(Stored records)

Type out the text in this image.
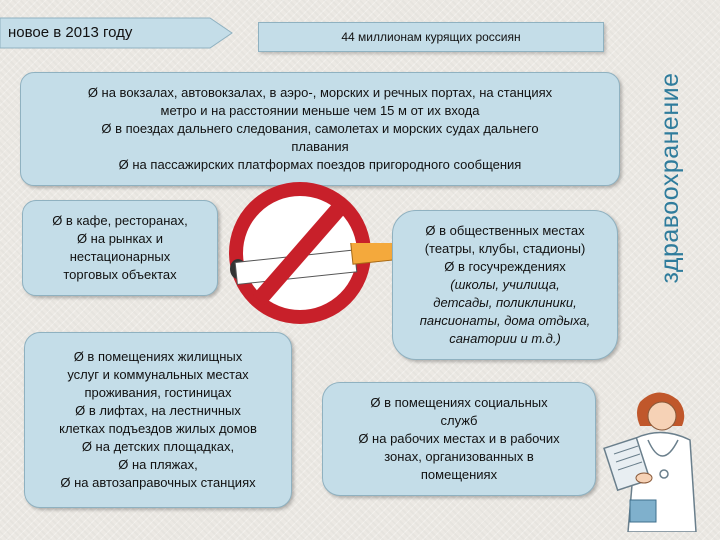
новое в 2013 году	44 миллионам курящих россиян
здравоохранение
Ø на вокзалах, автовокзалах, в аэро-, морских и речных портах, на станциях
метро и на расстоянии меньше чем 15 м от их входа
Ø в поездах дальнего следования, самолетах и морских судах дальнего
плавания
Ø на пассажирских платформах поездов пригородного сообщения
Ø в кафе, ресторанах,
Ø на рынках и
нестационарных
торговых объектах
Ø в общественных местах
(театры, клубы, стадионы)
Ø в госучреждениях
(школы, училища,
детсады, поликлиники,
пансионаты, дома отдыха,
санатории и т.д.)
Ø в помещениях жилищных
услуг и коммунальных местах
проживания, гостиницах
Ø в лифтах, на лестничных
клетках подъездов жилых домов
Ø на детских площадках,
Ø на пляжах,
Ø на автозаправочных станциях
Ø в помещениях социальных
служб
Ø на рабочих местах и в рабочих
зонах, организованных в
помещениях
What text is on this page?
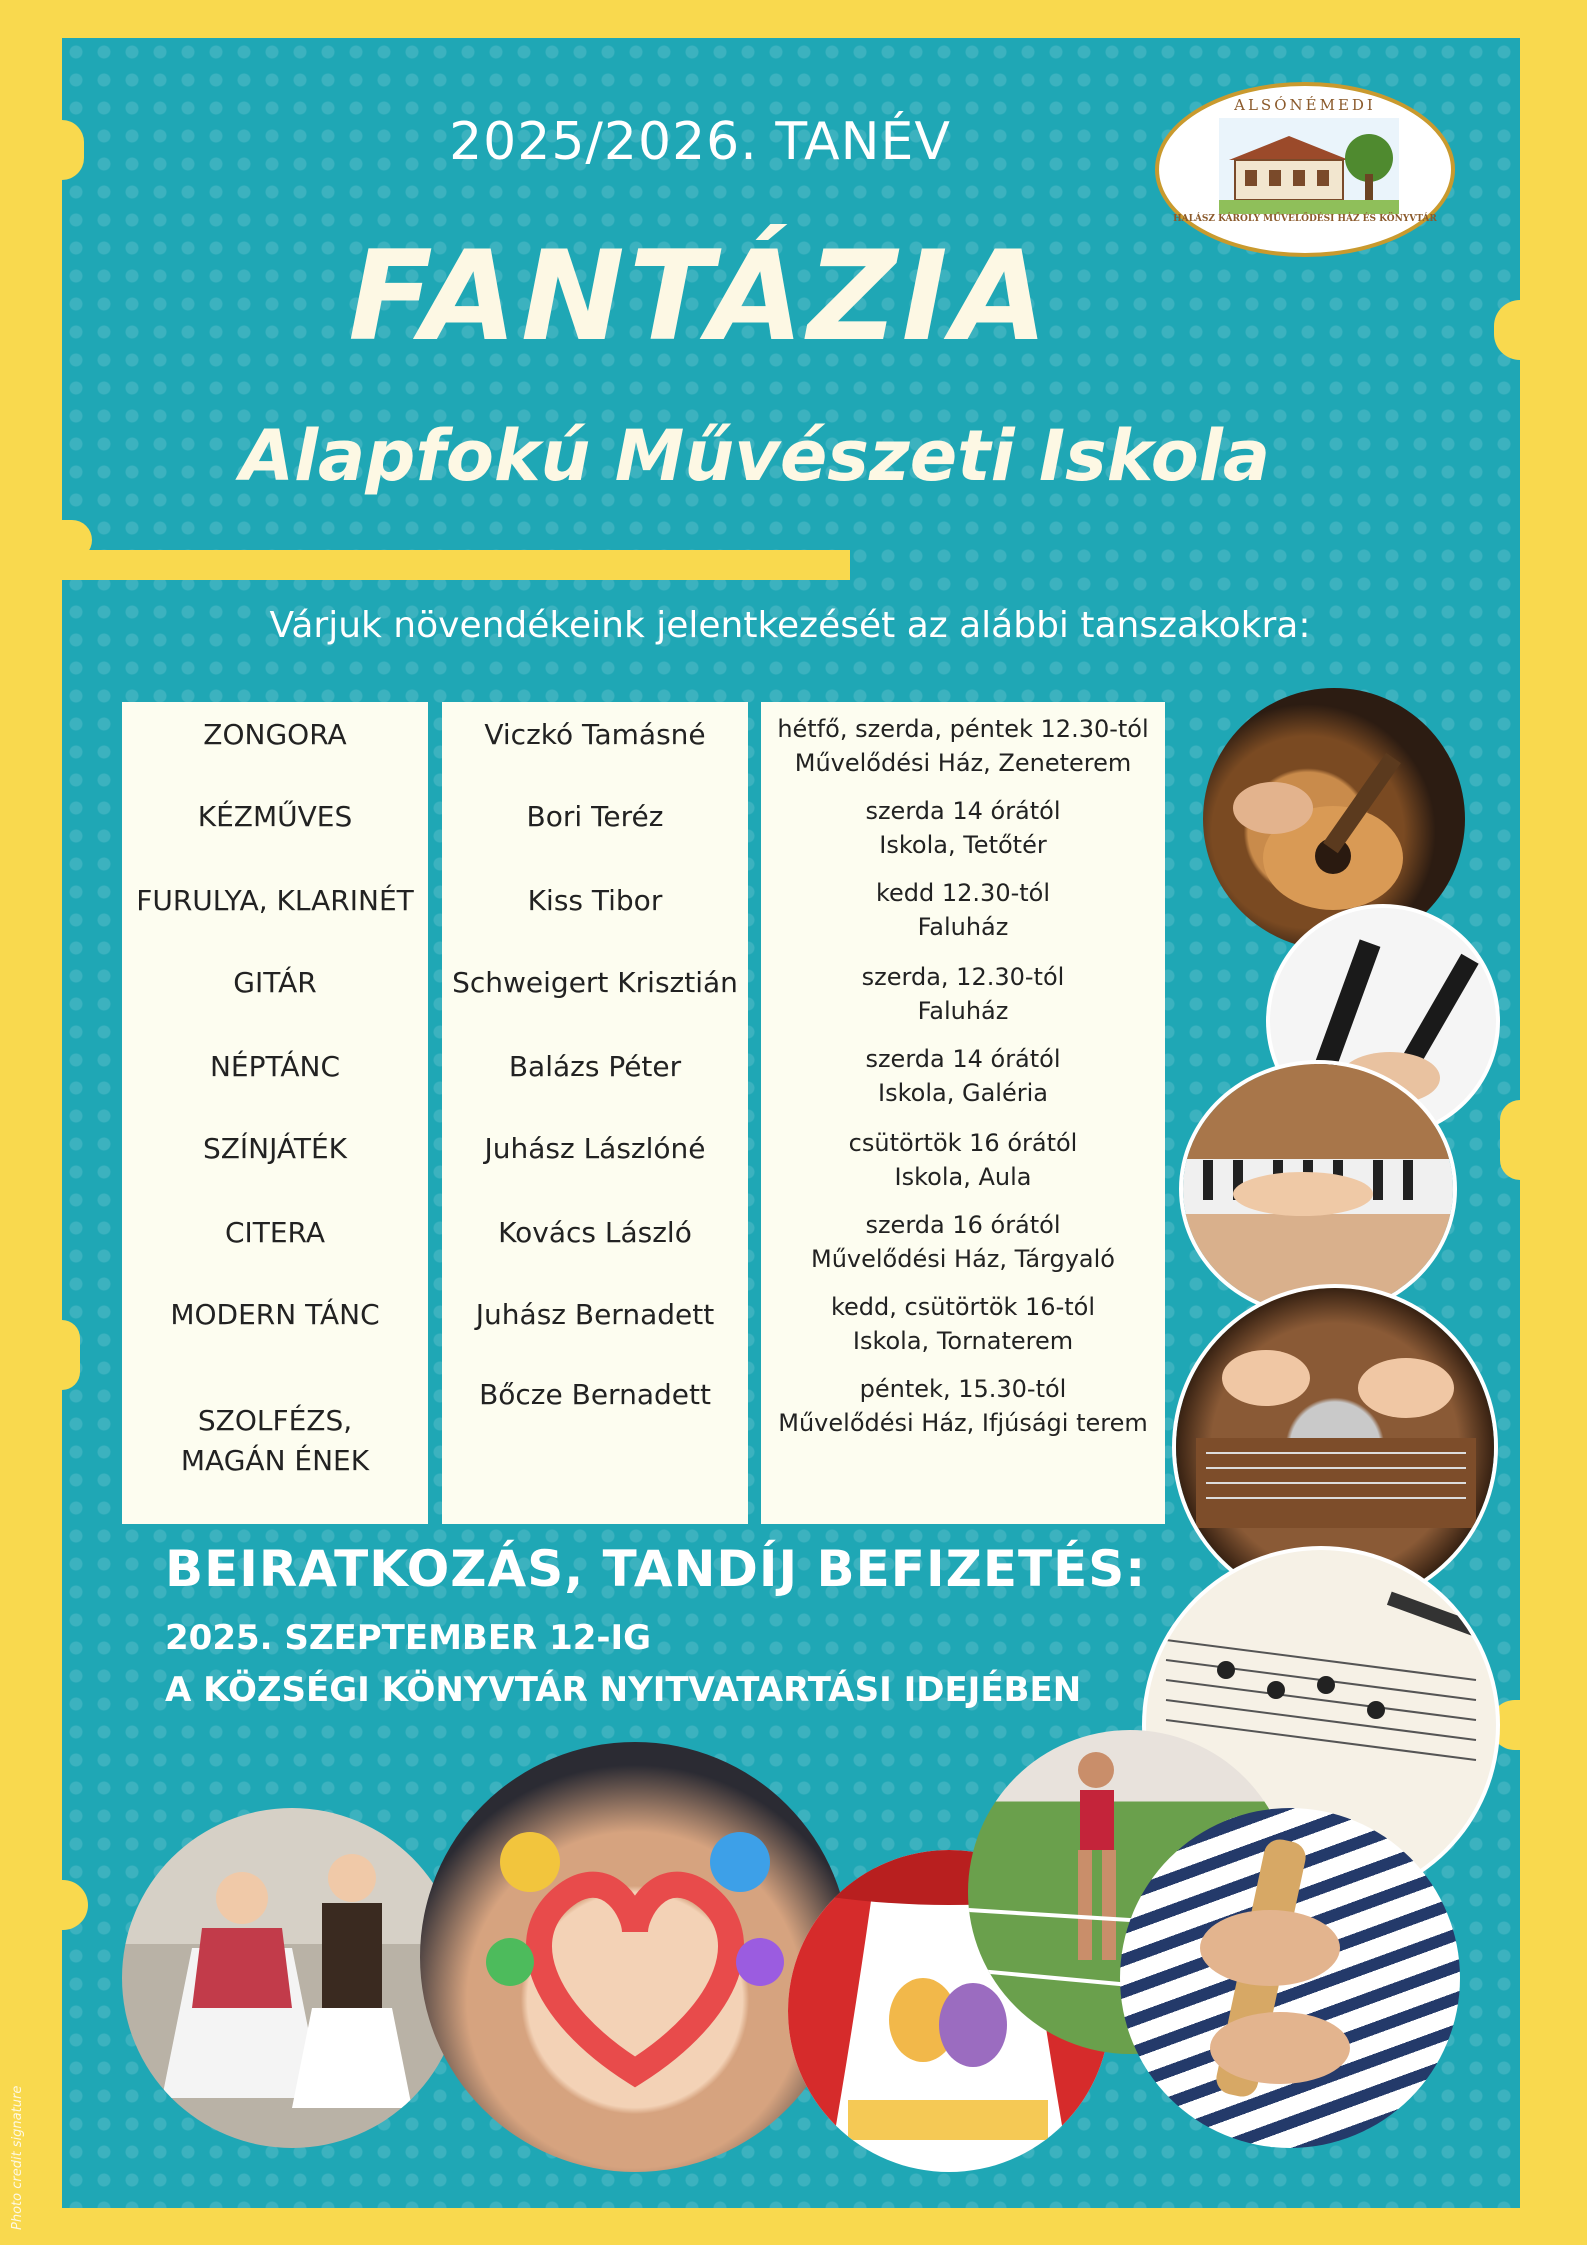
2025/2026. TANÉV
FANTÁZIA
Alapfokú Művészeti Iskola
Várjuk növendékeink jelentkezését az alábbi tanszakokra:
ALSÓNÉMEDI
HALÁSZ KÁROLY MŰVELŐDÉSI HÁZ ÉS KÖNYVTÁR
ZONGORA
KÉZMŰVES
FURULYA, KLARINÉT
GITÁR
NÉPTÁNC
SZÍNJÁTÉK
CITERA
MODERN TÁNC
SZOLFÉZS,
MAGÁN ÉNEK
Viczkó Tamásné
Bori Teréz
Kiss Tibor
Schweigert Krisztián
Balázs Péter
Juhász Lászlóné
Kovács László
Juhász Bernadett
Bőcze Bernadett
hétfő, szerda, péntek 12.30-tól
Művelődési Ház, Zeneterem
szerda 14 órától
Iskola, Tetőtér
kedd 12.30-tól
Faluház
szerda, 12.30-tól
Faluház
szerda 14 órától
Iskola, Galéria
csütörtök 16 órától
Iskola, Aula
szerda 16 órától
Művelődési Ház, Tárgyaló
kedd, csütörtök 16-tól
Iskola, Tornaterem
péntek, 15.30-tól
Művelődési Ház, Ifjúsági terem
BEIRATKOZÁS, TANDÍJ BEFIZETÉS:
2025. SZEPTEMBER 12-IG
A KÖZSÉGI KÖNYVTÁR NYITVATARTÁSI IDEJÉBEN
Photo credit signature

(PROBLEM DESCRIPTION): Look over the material above and show each line where "text" appears.

(ANSWER TO THE TASK):
Type out the text in this image.
What text is on this page?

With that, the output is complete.